*Brief*.
Below are the records; locate each line with the word "Prijs" and copy it.

*Input*.
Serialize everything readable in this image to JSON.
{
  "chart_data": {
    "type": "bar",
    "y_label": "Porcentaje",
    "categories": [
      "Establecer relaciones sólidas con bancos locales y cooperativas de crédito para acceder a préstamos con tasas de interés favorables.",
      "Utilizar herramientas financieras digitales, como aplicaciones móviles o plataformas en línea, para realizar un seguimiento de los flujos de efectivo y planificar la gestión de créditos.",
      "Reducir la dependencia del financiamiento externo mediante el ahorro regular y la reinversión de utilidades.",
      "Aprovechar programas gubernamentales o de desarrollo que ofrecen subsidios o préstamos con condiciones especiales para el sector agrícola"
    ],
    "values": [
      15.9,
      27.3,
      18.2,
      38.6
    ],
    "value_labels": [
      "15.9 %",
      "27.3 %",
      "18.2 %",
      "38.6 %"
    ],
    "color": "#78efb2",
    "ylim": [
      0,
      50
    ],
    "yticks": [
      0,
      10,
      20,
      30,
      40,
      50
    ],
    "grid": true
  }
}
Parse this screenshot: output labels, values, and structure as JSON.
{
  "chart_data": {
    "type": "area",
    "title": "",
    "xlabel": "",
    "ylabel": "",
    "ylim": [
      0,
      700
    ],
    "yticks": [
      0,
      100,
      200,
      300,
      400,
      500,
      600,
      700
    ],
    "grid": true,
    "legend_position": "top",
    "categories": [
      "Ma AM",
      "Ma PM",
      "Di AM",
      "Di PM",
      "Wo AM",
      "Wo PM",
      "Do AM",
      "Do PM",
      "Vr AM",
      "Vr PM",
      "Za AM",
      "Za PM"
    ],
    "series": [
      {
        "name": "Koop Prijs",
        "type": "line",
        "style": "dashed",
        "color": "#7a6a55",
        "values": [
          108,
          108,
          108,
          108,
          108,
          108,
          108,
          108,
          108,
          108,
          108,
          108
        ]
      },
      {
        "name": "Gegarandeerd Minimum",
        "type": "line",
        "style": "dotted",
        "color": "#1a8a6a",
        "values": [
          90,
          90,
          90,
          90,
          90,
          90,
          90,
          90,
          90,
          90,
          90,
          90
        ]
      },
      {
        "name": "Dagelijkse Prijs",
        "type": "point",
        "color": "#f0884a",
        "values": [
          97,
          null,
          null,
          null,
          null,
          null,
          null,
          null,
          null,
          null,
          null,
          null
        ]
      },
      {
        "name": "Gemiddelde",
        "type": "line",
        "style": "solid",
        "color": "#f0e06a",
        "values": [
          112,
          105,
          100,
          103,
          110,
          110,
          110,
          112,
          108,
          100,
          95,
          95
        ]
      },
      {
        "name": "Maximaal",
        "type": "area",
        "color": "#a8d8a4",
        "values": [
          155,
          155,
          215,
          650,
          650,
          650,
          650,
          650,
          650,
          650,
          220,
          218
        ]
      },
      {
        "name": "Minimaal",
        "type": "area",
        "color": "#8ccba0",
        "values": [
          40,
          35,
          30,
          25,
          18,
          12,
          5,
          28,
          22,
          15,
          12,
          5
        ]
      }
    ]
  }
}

*Exercise result*.
        "name": "Koop Prijs",
        "name": "Dagelijkse Prijs",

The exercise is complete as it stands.